§ Task brief
Your reply should be one number: the count of lines holding the word "below".

§ Entries supplied
___

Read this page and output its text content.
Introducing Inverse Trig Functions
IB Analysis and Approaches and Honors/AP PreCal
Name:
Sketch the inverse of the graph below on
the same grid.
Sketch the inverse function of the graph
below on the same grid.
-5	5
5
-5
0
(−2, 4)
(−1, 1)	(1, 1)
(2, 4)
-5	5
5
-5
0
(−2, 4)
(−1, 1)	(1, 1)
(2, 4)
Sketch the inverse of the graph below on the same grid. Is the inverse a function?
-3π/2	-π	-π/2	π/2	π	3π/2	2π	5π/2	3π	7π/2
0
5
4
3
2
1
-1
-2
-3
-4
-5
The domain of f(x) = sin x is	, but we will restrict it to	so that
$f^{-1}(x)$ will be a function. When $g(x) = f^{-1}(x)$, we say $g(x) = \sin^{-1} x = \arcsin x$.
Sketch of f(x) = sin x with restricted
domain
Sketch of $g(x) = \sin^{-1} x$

___

§ Task answer
3